-- Start Rows --

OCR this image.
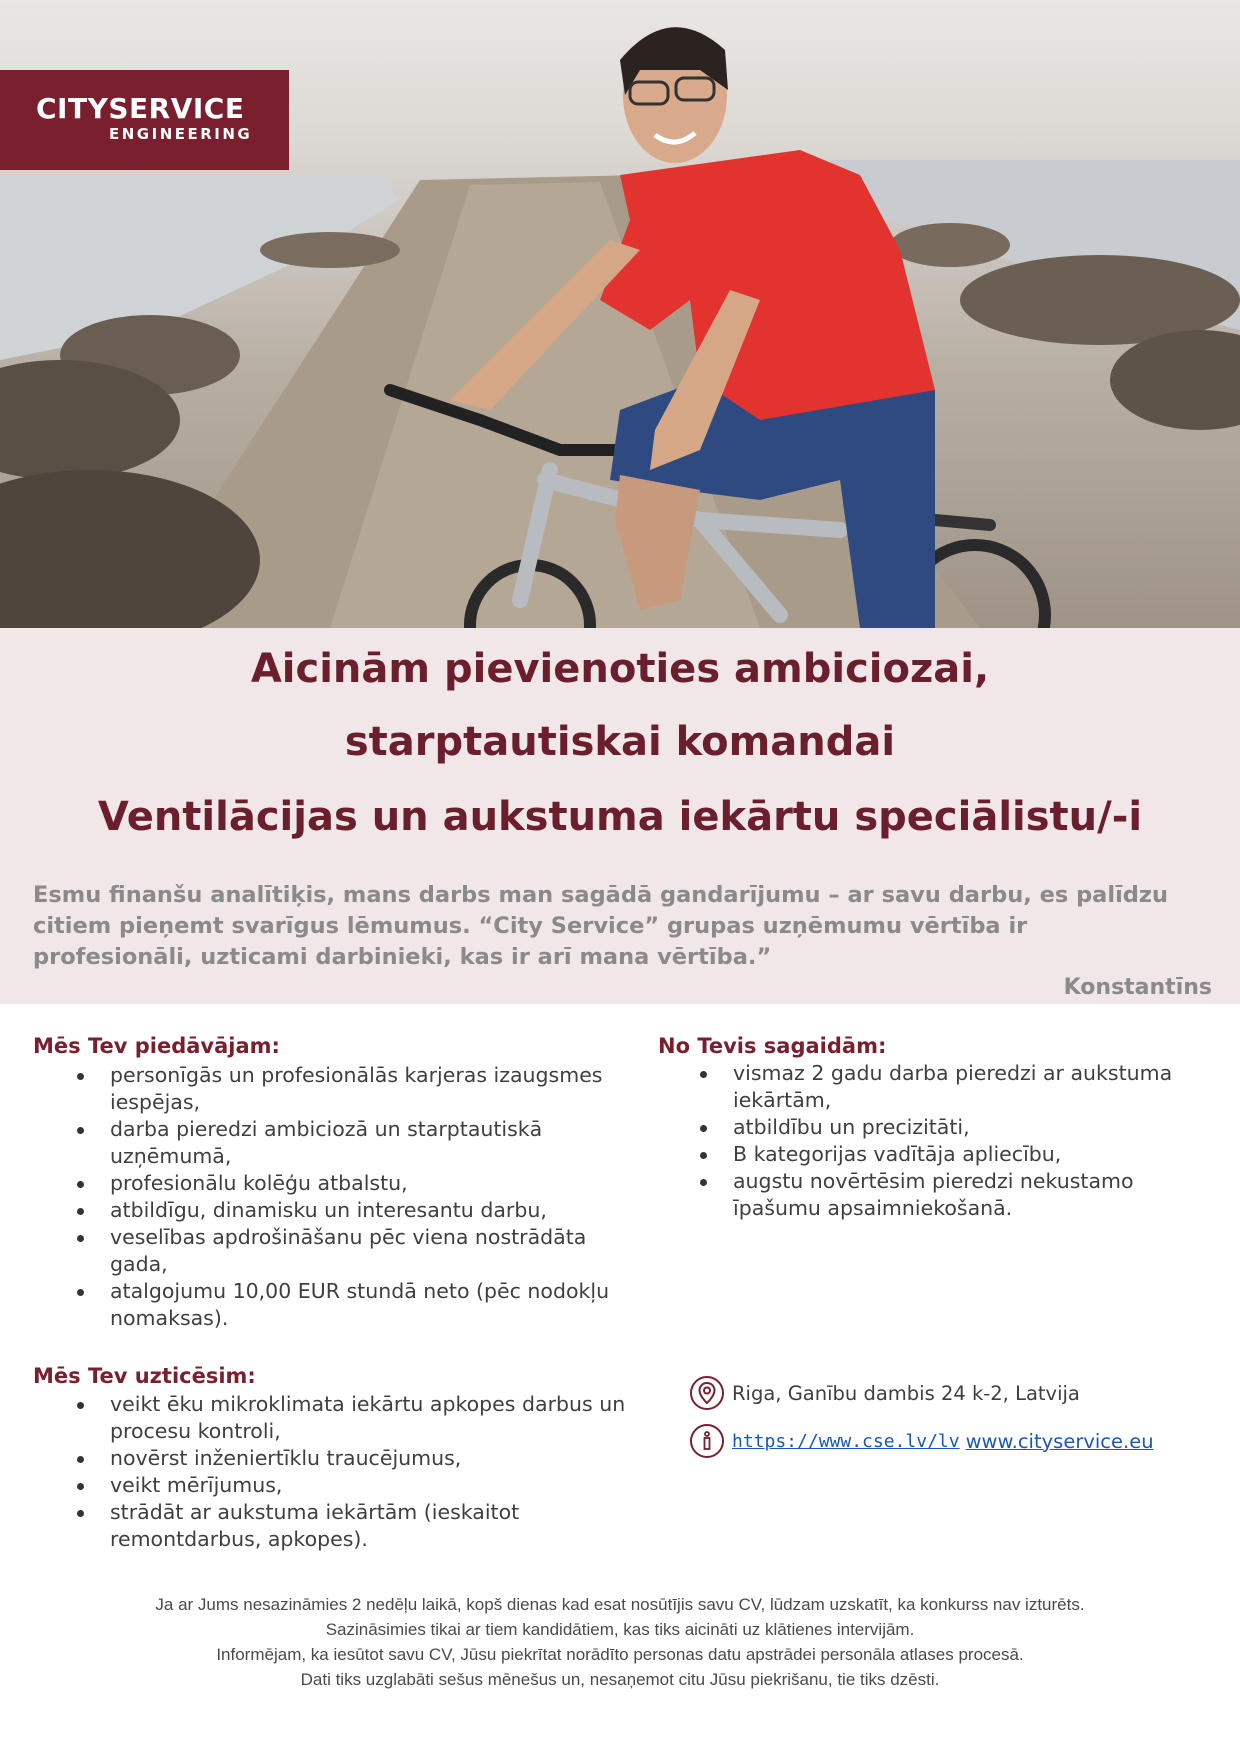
CITYSERVICE
ENGINEERING
Aicinām pievienoties ambiciozai,
starptautiskai komandai
Ventilācijas un aukstuma iekārtu speciālistu/-i
Esmu finanšu analītiķis, mans darbs man sagādā gandarījumu – ar savu darbu, es palīdzu citiem pieņemt svarīgus lēmumus. “City Service” grupas uzņēmumu vērtība ir profesionāli, uzticami darbinieki, kas ir arī mana vērtība.”
Konstantīns
Mēs Tev piedāvājam:
personīgās un profesionālās karjeras izaugsmes iespējas,
darba pieredzi ambiciozā un starptautiskā uzņēmumā,
profesionālu kolēģu atbalstu,
atbildīgu, dinamisku un interesantu darbu,
veselības apdrošināšanu pēc viena nostrādāta gada,
atalgojumu 10,00 EUR stundā neto (pēc nodokļu nomaksas).
No Tevis sagaidām:
vismaz 2 gadu darba pieredzi ar aukstuma iekārtām,
atbildību un precizitāti,
B kategorijas vadītāja apliecību,
augstu novērtēsim pieredzi nekustamo īpašumu apsaimniekošanā.
Mēs Tev uzticēsim:
veikt ēku mikroklimata iekārtu apkopes darbus un procesu kontroli,
novērst inženiertīklu traucējumus,
veikt mērījumus,
strādāt ar aukstuma iekārtām (ieskaitot remontdarbus, apkopes).
Riga, Ganību dambis 24 k-2, Latvija
https://www.cse.lv/lv www.cityservice.eu
Ja ar Jums nesazināmies 2 nedēļu laikā, kopš dienas kad esat nosūtījis savu CV, lūdzam uzskatīt, ka konkurss nav izturēts.
Sazināsimies tikai ar tiem kandidātiem, kas tiks aicināti uz klātienes intervijām.
Informējam, ka iesūtot savu CV, Jūsu piekrītat norādīto personas datu apstrādei personāla atlases procesā.
Dati tiks uzglabāti sešus mēnešus un, nesaņemot citu Jūsu piekrišanu, tie tiks dzēsti.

-- End Rows --

Written problem: In the listing above, count each line that holds the string "apkopes". Give the number only.

Exercise answer: 2